┌─ THE RECORDS

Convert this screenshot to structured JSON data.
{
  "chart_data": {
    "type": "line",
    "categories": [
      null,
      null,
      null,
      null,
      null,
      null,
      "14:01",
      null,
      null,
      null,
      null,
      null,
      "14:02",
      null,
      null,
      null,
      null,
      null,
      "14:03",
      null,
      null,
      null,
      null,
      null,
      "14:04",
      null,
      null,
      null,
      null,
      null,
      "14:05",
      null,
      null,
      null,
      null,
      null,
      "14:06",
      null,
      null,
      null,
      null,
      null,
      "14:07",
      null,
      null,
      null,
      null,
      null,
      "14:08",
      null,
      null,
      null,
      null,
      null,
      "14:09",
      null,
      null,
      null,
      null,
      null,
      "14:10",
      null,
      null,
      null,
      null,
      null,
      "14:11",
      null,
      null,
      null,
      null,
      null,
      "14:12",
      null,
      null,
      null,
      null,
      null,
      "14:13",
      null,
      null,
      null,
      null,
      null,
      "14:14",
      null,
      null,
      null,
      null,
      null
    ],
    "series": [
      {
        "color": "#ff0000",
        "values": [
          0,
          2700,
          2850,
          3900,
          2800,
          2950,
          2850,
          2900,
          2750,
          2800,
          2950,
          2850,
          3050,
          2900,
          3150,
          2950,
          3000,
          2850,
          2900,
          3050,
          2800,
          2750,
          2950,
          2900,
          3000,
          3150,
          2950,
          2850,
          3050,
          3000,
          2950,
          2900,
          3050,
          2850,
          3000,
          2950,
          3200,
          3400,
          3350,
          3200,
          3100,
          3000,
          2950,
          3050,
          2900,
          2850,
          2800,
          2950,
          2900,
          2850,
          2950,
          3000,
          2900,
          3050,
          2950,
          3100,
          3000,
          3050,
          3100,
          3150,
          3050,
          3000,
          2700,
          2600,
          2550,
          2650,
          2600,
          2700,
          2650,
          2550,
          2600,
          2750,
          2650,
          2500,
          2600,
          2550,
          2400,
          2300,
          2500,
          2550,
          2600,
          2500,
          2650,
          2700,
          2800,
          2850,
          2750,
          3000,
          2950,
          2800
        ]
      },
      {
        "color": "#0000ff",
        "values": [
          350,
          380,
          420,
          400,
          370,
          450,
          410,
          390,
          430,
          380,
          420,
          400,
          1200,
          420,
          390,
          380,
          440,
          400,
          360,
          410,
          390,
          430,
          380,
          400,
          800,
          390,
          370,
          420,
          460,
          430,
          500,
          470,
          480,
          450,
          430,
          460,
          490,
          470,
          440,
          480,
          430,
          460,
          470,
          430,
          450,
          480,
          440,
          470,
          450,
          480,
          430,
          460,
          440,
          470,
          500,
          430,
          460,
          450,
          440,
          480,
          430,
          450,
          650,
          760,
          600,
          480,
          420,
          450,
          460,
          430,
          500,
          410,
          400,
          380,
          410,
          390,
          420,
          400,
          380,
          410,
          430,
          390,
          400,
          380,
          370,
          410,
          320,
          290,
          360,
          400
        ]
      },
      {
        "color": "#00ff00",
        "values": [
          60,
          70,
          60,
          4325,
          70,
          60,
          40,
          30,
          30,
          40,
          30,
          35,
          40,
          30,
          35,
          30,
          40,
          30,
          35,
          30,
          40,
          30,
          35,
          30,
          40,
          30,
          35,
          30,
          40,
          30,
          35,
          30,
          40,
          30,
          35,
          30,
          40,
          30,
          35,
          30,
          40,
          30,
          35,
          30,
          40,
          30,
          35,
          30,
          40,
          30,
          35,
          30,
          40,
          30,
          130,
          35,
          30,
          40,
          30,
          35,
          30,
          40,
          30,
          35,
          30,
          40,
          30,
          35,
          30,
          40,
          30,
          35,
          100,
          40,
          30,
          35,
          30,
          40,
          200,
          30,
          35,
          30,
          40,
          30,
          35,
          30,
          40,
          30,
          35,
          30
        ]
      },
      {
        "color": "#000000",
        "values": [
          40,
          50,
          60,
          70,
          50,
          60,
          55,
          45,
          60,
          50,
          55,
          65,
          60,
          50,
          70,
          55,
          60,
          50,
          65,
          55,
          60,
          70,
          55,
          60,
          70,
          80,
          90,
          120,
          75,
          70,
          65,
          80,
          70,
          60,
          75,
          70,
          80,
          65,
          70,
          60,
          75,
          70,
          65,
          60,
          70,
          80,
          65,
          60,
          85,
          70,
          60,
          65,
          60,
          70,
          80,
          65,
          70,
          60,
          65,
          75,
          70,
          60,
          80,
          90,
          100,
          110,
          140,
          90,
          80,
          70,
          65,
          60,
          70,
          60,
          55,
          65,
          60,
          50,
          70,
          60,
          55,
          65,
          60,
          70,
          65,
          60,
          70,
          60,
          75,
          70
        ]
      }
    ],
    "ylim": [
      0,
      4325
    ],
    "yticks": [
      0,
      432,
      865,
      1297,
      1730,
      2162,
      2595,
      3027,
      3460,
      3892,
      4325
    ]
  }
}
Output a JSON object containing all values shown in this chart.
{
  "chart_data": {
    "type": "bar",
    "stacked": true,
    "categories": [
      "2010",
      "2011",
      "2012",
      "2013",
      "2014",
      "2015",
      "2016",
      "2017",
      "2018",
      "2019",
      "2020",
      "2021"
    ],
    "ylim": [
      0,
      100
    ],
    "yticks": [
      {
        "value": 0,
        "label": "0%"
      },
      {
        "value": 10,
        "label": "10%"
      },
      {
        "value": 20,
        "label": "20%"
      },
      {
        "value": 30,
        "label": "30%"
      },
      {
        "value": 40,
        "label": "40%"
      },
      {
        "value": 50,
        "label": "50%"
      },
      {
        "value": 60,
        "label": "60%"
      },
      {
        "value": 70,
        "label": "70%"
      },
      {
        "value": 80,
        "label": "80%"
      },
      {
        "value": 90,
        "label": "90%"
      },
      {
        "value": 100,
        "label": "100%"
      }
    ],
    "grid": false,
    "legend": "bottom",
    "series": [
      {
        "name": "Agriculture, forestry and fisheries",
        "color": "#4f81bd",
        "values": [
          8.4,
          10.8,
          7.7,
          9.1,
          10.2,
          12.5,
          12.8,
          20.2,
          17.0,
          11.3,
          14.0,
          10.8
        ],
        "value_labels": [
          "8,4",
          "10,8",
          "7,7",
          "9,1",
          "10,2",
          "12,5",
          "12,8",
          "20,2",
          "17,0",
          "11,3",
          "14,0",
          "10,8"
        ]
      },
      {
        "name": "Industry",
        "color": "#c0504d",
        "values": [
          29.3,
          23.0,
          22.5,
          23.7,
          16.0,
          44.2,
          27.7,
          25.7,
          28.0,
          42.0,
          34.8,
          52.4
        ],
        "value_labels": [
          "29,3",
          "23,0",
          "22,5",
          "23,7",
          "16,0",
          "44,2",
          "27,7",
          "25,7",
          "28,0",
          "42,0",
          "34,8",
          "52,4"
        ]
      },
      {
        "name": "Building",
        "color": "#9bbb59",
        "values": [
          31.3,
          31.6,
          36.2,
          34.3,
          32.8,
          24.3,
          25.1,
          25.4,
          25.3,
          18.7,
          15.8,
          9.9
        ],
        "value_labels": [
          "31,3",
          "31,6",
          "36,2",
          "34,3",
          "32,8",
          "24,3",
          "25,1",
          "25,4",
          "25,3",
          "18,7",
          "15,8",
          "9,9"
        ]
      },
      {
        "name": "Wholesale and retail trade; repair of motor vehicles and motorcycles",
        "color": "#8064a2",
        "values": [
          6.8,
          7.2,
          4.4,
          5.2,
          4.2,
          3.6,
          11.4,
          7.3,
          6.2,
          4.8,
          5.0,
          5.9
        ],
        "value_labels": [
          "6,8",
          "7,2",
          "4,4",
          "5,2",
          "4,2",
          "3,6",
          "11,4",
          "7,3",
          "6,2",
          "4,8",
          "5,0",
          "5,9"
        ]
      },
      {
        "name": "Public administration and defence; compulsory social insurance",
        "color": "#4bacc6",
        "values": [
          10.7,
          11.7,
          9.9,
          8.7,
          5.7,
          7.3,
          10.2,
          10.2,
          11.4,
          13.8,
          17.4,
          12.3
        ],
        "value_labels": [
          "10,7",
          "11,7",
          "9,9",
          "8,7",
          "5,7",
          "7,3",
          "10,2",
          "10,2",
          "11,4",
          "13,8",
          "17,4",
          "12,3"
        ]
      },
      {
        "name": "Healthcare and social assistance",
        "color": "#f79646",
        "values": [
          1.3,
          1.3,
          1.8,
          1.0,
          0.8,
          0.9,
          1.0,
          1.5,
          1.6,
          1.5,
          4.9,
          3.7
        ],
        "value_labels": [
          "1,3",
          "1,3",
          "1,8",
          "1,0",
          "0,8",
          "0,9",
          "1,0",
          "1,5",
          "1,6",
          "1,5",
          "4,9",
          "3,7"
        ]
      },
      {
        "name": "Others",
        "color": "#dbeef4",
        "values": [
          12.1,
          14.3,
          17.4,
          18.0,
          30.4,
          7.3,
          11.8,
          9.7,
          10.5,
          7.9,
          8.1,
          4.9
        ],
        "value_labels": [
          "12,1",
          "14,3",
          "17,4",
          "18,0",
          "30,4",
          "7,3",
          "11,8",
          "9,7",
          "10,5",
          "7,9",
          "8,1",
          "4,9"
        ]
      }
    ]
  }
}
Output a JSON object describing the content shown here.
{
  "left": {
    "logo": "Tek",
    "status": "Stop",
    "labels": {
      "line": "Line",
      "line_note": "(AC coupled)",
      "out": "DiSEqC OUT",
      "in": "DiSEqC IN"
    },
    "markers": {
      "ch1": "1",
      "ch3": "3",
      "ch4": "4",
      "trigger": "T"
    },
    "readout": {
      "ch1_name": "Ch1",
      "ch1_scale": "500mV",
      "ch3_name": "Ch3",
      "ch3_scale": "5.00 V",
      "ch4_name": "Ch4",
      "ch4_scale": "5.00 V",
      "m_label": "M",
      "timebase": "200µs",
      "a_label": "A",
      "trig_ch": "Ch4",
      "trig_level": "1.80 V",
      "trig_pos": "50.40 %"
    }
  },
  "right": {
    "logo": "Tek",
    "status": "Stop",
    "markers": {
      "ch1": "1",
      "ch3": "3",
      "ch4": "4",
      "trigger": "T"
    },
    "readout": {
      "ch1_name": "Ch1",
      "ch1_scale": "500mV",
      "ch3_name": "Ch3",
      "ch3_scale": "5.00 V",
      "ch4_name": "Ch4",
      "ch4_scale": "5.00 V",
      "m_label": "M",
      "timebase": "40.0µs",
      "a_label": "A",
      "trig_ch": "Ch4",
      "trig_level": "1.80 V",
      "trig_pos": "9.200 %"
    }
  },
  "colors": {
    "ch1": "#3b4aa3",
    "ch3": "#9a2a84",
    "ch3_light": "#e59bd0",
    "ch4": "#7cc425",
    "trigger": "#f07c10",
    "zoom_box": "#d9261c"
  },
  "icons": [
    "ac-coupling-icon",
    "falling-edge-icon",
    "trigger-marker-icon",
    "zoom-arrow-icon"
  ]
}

└─

EXERCISE OBJECTIVE
Go through the records and show every line with the string "JSON" in it.

RESPONSE TO THE TASK
Convert this screenshot to structured JSON data.
Output a JSON object containing all values shown in this chart.
Output a JSON object describing the content shown here.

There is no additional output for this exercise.